# Start of THE INPUT
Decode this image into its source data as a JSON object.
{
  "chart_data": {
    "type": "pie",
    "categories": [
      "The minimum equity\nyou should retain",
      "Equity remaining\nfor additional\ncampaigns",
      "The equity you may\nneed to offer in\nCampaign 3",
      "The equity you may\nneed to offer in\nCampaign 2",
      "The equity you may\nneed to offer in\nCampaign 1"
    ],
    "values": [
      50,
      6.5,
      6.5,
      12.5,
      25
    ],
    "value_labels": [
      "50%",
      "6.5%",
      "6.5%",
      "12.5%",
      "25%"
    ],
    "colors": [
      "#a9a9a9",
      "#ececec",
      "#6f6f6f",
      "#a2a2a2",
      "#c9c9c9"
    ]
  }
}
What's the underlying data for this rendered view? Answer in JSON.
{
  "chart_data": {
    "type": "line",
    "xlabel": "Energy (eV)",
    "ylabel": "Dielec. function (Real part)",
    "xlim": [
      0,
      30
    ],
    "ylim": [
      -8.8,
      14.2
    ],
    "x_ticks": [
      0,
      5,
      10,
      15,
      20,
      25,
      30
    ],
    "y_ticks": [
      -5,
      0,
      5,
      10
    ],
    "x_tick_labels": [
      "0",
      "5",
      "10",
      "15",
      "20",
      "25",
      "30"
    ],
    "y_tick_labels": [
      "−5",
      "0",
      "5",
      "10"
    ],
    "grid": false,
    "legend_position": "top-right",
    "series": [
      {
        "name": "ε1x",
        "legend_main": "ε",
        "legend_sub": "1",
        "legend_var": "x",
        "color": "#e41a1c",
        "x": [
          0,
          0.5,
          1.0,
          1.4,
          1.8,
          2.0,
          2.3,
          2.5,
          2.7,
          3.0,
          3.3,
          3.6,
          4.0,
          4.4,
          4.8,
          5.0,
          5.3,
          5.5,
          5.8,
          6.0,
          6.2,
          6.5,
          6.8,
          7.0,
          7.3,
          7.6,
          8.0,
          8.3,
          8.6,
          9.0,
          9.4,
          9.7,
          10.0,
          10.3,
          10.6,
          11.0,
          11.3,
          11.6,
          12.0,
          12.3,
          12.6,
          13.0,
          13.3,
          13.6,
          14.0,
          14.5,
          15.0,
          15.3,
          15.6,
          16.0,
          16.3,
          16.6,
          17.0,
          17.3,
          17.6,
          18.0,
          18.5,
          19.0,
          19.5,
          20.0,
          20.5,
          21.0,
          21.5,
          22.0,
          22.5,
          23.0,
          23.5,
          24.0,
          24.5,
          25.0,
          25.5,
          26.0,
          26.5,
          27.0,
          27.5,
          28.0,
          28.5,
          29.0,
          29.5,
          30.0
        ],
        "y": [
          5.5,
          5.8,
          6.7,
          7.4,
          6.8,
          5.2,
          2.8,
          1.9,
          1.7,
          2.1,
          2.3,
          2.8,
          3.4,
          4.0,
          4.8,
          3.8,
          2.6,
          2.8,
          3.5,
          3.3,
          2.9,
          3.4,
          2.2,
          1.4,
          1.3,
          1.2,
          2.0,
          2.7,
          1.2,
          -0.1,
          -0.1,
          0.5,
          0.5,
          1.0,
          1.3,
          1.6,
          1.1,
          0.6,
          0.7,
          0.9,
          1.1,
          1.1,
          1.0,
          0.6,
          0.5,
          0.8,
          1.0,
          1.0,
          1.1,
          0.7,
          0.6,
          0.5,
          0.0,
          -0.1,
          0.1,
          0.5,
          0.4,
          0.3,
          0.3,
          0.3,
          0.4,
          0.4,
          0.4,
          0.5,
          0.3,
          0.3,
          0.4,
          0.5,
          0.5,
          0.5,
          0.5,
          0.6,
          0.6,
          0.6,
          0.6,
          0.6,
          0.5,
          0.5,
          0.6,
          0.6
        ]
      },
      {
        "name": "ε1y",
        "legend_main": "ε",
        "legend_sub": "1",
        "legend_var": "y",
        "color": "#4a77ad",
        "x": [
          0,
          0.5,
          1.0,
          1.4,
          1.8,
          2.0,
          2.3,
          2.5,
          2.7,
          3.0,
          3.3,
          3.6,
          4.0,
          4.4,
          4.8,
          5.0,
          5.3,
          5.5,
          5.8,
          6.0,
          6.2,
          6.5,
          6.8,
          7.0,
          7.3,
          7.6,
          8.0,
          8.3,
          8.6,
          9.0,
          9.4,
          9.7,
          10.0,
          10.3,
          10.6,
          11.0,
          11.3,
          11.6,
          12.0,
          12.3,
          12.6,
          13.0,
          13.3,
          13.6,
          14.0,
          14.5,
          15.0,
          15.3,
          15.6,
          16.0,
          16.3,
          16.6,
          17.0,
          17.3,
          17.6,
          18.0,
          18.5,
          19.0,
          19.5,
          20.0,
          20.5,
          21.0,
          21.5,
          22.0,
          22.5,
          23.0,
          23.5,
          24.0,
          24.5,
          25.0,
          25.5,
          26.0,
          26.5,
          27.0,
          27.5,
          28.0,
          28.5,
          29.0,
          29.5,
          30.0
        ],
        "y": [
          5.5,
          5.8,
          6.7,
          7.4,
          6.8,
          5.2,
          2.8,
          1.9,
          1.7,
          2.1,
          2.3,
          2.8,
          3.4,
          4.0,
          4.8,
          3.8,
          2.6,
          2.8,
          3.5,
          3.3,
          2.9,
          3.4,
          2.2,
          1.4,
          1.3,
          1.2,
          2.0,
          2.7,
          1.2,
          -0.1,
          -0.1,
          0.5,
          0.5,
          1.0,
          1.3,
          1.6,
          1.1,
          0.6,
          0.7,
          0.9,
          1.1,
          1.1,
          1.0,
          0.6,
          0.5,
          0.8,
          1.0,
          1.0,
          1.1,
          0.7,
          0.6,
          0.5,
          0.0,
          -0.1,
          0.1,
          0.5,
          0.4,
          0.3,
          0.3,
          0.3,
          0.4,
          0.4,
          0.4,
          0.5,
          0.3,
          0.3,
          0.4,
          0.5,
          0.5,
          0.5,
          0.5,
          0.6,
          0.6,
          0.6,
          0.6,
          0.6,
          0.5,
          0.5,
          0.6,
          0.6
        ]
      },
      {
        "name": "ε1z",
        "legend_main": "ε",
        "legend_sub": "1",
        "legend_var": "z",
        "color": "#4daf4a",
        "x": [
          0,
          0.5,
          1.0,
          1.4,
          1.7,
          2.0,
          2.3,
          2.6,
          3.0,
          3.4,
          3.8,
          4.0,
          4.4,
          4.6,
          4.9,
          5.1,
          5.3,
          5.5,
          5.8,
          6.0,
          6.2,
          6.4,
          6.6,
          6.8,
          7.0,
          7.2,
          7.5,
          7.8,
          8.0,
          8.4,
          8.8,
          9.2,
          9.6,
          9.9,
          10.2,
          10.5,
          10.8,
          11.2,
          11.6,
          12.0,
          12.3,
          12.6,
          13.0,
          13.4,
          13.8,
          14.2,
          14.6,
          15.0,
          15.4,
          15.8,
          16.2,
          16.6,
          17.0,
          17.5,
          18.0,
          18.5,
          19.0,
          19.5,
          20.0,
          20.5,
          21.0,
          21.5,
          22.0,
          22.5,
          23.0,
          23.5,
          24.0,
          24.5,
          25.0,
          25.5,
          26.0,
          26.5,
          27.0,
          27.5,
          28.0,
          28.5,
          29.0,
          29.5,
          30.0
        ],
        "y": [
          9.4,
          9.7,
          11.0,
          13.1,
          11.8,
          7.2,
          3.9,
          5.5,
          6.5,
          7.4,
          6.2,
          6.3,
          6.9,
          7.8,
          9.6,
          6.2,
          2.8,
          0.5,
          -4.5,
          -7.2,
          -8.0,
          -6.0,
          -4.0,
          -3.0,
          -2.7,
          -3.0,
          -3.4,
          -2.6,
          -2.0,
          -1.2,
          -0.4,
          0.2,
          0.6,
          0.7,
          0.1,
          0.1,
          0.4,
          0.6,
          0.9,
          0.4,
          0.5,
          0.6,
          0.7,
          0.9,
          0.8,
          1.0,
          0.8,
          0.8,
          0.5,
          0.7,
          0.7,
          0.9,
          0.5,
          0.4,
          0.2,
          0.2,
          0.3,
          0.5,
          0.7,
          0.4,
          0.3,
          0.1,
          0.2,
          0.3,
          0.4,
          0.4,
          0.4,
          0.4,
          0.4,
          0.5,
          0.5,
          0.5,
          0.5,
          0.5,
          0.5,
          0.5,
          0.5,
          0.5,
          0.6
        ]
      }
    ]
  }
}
# End of THE INPUT
## WHAT THE TASK ASKS:
Select every line above that contains the word "nneed", and copy it.

## RESPONSE TO THIS TASK:
      "The equity you may\nneed to offer in\nCampaign 3",
      "The equity you may\nneed to offer in\nCampaign 2",
      "The equity you may\nneed to offer in\nCampaign 1"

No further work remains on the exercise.